WRITTEN INSTRUCTION — Reproduce all entries word for word.

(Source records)
━━━━

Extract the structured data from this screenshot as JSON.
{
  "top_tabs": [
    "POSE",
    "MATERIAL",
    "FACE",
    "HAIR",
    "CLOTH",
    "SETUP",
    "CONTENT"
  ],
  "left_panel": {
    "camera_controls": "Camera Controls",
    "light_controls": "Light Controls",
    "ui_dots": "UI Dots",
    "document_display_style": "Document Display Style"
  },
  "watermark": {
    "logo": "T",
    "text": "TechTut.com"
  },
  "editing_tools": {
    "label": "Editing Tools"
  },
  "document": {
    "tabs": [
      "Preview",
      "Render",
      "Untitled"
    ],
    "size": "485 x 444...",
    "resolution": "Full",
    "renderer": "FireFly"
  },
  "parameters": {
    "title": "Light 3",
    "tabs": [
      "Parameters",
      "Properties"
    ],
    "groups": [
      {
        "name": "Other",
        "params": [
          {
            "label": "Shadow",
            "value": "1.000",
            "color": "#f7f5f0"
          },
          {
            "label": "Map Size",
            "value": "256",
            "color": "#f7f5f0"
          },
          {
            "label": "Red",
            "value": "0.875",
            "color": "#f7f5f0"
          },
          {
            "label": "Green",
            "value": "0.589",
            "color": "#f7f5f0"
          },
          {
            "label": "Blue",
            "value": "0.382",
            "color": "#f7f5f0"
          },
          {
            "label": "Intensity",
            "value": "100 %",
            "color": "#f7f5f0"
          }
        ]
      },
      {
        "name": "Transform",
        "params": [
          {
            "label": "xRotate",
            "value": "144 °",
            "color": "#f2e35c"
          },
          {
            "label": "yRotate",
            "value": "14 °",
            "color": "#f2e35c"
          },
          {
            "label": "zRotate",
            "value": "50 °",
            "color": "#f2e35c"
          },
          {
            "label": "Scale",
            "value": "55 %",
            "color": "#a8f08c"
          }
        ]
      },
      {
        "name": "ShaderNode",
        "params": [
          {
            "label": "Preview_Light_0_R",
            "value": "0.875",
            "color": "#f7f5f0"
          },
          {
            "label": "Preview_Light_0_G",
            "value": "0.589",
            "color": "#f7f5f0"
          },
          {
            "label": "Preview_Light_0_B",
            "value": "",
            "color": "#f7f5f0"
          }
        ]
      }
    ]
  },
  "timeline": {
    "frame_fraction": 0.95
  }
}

━━━━

THE ANSWER —
Extract the structured data from this screenshot as JSON.
{
  "top_tabs": [
    "POSE",
    "MATERIAL",
    "FACE",
    "HAIR",
    "CLOTH",
    "SETUP",
    "CONTENT"
  ],
  "left_panel": {
    "camera_controls": "Camera Controls",
    "light_controls": "Light Controls",
    "ui_dots": "UI Dots",
    "document_display_style": "Document Display Style"
  },
  "watermark": {
    "logo": "T",
    "text": "TechTut.com"
  },
  "editing_tools": {
    "label": "Editing Tools"
  },
  "document": {
    "tabs": [
      "Preview",
      "Render",
      "Untitled"
    ],
    "size": "485 x 444...",
    "resolution": "Full",
    "renderer": "FireFly"
  },
  "parameters": {
    "title": "Light 3",
    "tabs": [
      "Parameters",
      "Properties"
    ],
    "groups": [
      {
        "name": "Other",
        "params": [
          {
            "label": "Shadow",
            "value": "1.000",
            "color": "#f7f5f0"
          },
          {
            "label": "Map Size",
            "value": "256",
            "color": "#f7f5f0"
          },
          {
            "label": "Red",
            "value": "0.875",
            "color": "#f7f5f0"
          },
          {
            "label": "Green",
            "value": "0.589",
            "color": "#f7f5f0"
          },
          {
            "label": "Blue",
            "value": "0.382",
            "color": "#f7f5f0"
          },
          {
            "label": "Intensity",
            "value": "100 %",
            "color": "#f7f5f0"
          }
        ]
      },
      {
        "name": "Transform",
        "params": [
          {
            "label": "xRotate",
            "value": "144 °",
            "color": "#f2e35c"
          },
          {
            "label": "yRotate",
            "value": "14 °",
            "color": "#f2e35c"
          },
          {
            "label": "zRotate",
            "value": "50 °",
            "color": "#f2e35c"
          },
          {
            "label": "Scale",
            "value": "55 %",
            "color": "#a8f08c"
          }
        ]
      },
      {
        "name": "ShaderNode",
        "params": [
          {
            "label": "Preview_Light_0_R",
            "value": "0.875",
            "color": "#f7f5f0"
          },
          {
            "label": "Preview_Light_0_G",
            "value": "0.589",
            "color": "#f7f5f0"
          },
          {
            "label": "Preview_Light_0_B",
            "value": "",
            "color": "#f7f5f0"
          }
        ]
      }
    ]
  },
  "timeline": {
    "frame_fraction": 0.95
  }
}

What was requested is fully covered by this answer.